## REQUEST
Take every line from the listing below that includes "Bill" and copy it.

## STORED RECORDS
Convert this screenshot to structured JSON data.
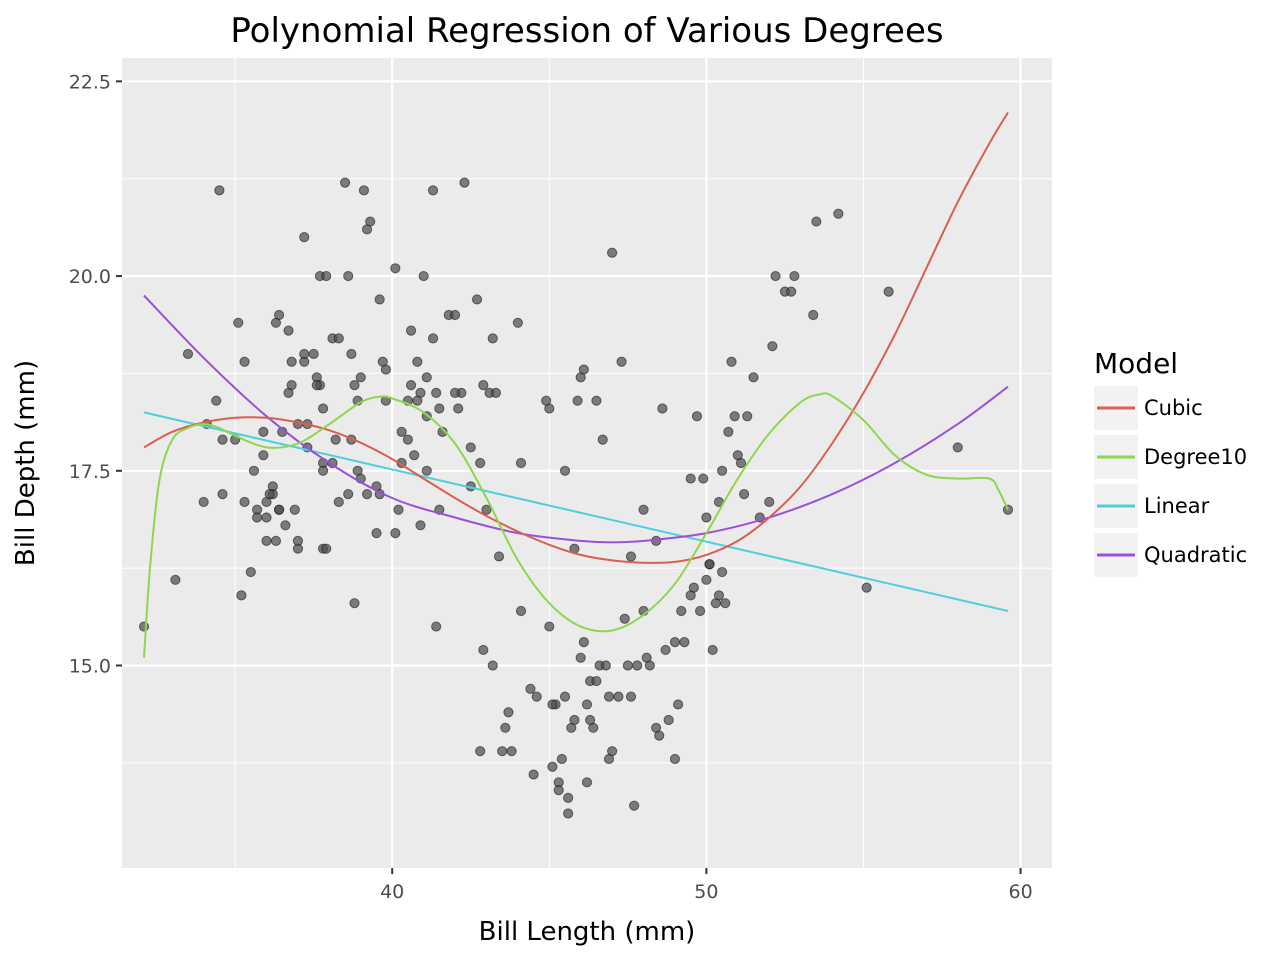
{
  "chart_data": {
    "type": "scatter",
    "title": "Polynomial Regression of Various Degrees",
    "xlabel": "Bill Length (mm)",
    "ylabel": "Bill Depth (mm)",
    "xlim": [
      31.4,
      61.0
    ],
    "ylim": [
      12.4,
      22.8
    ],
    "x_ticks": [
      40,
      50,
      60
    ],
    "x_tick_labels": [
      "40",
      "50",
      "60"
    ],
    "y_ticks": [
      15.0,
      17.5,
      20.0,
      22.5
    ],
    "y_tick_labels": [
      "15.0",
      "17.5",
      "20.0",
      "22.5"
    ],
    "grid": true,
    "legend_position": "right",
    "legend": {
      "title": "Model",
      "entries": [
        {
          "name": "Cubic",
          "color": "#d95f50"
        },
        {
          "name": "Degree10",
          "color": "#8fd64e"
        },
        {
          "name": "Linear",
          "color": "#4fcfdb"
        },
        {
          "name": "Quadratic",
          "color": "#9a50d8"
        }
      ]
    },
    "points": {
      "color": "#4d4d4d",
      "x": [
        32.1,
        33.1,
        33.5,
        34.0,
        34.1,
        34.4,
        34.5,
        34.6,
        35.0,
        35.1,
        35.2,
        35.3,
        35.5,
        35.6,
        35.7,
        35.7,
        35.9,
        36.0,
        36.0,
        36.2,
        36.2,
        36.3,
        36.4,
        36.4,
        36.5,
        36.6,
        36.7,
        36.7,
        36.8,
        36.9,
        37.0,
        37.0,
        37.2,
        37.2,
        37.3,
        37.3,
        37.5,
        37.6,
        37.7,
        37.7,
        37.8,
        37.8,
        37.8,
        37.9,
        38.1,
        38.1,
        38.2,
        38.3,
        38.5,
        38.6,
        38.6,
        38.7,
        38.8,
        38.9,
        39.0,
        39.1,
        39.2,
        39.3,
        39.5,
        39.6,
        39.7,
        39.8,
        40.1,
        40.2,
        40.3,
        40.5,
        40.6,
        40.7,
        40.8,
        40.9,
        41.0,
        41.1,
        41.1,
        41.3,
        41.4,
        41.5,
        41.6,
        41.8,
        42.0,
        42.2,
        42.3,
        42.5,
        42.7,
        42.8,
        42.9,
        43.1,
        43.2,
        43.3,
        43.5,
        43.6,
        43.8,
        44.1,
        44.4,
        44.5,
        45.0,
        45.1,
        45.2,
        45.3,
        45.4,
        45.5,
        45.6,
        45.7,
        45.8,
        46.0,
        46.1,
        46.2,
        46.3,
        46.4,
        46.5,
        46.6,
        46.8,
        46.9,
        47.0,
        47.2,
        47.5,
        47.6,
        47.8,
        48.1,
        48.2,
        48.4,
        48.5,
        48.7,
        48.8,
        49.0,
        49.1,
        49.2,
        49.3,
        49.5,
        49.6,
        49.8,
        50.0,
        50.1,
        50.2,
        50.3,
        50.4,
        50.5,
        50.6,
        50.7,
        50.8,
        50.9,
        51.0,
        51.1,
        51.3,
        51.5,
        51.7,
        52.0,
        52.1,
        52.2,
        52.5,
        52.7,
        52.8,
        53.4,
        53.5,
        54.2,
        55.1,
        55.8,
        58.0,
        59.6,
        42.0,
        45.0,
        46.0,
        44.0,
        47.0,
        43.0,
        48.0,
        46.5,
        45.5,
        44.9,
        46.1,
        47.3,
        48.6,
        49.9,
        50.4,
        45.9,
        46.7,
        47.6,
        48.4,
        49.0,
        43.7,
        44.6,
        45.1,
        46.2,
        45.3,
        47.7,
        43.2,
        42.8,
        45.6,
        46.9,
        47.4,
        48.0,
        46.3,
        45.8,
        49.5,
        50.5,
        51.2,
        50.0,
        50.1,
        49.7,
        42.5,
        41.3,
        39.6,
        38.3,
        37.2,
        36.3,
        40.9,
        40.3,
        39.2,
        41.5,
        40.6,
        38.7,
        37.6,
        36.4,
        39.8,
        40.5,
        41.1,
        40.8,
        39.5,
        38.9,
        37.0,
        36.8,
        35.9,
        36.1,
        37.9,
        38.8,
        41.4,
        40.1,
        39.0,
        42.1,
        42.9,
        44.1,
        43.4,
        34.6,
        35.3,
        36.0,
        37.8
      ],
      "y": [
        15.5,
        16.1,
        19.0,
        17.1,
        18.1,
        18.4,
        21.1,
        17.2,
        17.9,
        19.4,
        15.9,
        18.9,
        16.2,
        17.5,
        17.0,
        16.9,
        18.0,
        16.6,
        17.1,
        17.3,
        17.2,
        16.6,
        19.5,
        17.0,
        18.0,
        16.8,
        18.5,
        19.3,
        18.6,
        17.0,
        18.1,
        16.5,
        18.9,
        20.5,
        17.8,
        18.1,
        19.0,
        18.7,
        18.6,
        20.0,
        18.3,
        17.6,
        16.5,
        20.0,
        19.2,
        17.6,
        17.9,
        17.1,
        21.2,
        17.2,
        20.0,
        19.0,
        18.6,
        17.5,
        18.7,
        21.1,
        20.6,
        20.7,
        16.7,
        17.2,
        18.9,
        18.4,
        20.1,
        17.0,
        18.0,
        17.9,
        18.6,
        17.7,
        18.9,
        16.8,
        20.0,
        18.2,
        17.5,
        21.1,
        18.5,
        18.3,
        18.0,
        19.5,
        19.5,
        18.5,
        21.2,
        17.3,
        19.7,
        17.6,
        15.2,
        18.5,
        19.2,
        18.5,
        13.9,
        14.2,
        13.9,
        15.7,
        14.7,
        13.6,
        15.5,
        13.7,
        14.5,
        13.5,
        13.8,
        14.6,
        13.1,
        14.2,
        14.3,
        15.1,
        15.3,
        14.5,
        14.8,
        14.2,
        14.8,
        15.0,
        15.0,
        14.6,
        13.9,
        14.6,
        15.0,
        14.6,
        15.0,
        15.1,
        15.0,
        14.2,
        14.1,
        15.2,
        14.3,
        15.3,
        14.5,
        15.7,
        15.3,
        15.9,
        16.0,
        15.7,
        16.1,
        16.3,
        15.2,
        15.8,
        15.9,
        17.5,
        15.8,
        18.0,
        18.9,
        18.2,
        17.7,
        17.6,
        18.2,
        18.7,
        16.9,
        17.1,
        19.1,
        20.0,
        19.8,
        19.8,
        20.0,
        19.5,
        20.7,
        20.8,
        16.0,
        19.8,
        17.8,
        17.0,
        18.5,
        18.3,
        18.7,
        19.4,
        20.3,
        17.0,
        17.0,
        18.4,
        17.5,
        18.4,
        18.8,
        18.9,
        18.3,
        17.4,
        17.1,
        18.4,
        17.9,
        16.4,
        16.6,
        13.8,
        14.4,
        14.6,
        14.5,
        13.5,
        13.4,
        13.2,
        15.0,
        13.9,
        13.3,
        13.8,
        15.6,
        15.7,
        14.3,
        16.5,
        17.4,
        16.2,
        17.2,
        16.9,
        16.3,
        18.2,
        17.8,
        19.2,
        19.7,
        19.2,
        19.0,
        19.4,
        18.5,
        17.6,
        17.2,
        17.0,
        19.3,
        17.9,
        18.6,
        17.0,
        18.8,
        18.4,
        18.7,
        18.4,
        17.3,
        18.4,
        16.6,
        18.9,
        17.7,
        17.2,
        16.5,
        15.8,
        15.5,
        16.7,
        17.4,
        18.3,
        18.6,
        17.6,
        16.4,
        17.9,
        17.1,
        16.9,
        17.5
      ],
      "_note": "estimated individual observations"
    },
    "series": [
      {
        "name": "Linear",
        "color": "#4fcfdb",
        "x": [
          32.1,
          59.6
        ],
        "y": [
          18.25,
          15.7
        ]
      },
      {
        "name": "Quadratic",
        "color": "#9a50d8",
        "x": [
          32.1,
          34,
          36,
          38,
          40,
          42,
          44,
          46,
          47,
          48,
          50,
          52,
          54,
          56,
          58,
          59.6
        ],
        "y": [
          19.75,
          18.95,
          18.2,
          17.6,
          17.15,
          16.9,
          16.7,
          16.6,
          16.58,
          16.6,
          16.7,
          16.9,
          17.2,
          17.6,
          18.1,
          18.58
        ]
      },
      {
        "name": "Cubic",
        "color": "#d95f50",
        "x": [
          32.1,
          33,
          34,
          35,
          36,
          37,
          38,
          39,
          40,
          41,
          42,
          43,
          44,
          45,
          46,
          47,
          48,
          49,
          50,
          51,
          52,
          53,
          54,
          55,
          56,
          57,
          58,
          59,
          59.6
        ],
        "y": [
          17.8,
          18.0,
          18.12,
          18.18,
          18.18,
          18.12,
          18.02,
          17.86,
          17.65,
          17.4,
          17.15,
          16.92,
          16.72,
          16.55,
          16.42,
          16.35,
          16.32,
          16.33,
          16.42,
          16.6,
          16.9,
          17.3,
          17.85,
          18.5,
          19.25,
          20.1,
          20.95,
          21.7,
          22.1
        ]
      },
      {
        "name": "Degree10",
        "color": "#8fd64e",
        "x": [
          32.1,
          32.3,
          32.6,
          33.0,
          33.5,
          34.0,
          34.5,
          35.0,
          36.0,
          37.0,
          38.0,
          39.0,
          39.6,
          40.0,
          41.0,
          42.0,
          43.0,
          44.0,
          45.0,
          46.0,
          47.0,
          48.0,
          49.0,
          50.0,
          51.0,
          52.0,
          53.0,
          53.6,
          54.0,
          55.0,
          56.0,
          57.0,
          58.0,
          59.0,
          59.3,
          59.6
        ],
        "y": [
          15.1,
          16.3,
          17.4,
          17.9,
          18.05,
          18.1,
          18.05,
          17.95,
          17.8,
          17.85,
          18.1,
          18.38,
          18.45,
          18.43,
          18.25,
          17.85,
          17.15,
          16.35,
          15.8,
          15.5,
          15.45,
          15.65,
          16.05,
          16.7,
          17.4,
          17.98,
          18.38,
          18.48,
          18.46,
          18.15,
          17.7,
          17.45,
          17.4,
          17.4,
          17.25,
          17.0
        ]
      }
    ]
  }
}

## RESPONSE
    "xlabel": "Bill Length (mm)",
    "ylabel": "Bill Depth (mm)",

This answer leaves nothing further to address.